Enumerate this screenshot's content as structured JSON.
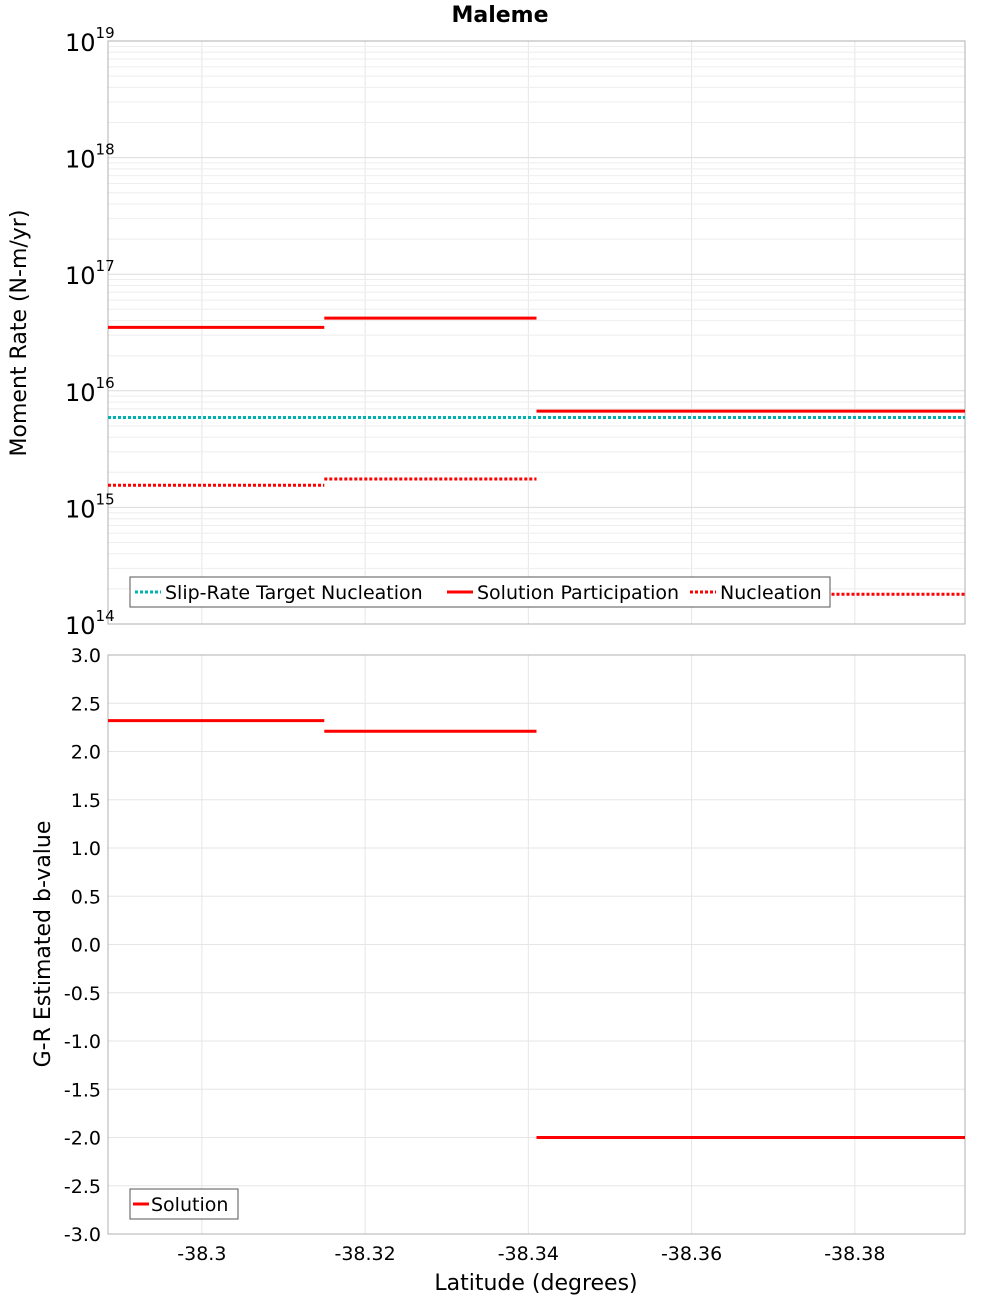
{
  "chart_data": [
    {
      "type": "line",
      "title": "Maleme",
      "ylabel": "Moment Rate (N-m/yr)",
      "yscale": "log",
      "ylim": [
        100000000000000.0,
        1e+19
      ],
      "xlim": [
        -38.2885,
        -38.3935
      ],
      "x_reversed": false,
      "yticks": [
        {
          "base": "10",
          "exp": "14"
        },
        {
          "base": "10",
          "exp": "15"
        },
        {
          "base": "10",
          "exp": "16"
        },
        {
          "base": "10",
          "exp": "17"
        },
        {
          "base": "10",
          "exp": "18"
        },
        {
          "base": "10",
          "exp": "19"
        }
      ],
      "grid": true,
      "legend_position": "bottom-left",
      "series": [
        {
          "name": "Slip-Rate Target Nucleation",
          "color": "#00b3b3",
          "style": "dotted",
          "segments": [
            {
              "x": [
                -38.2885,
                -38.3935
              ],
              "y": 5900000000000000.0
            }
          ]
        },
        {
          "name": "Solution Participation",
          "color": "#ff0000",
          "style": "solid",
          "segments": [
            {
              "x": [
                -38.2885,
                -38.315
              ],
              "y": 3.5e+16
            },
            {
              "x": [
                -38.315,
                -38.341
              ],
              "y": 4.2e+16
            },
            {
              "x": [
                -38.341,
                -38.3935
              ],
              "y": 6700000000000000.0
            }
          ]
        },
        {
          "name": "Nucleation",
          "color": "#ff0000",
          "style": "dotted",
          "segments": [
            {
              "x": [
                -38.2885,
                -38.315
              ],
              "y": 1550000000000000.0
            },
            {
              "x": [
                -38.315,
                -38.341
              ],
              "y": 1750000000000000.0
            },
            {
              "x": [
                -38.341,
                -38.3935
              ],
              "y": 180000000000000.0
            }
          ]
        }
      ]
    },
    {
      "type": "line",
      "xlabel": "Latitude (degrees)",
      "ylabel": "G-R Estimated b-value",
      "ylim": [
        -3.0,
        3.0
      ],
      "xlim": [
        -38.2885,
        -38.3935
      ],
      "yticks": [
        "3.0",
        "2.5",
        "2.0",
        "1.5",
        "1.0",
        "0.5",
        "0.0",
        "-0.5",
        "-1.0",
        "-1.5",
        "-2.0",
        "-2.5",
        "-3.0"
      ],
      "ytick_values": [
        3.0,
        2.5,
        2.0,
        1.5,
        1.0,
        0.5,
        0.0,
        -0.5,
        -1.0,
        -1.5,
        -2.0,
        -2.5,
        -3.0
      ],
      "xticks": [
        "-38.3",
        "-38.32",
        "-38.34",
        "-38.36",
        "-38.38"
      ],
      "xtick_values": [
        -38.3,
        -38.32,
        -38.34,
        -38.36,
        -38.38
      ],
      "grid": true,
      "legend_position": "bottom-left",
      "series": [
        {
          "name": "Solution",
          "color": "#ff0000",
          "style": "solid",
          "segments": [
            {
              "x": [
                -38.2885,
                -38.315
              ],
              "y": 2.32
            },
            {
              "x": [
                -38.315,
                -38.341
              ],
              "y": 2.21
            },
            {
              "x": [
                -38.341,
                -38.3935
              ],
              "y": -2.0
            }
          ]
        }
      ]
    }
  ]
}
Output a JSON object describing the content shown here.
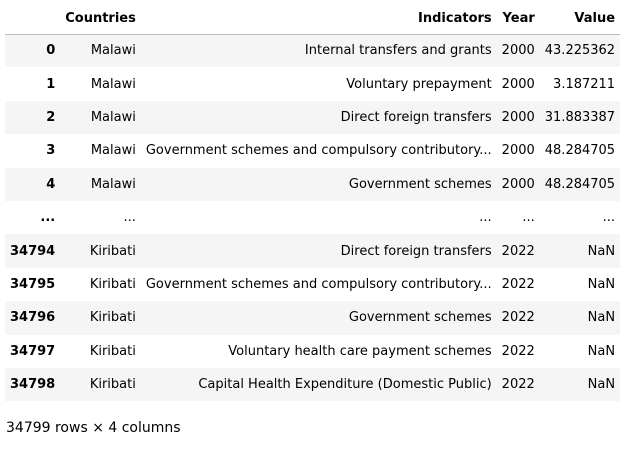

# TASK INSTRUCTIONS
Scan the records above for the string "Nucleation", then select every line that holds it.

# WRITTEN ANSWER
          "name": "Slip-Rate Target Nucleation",
          "name": "Nucleation",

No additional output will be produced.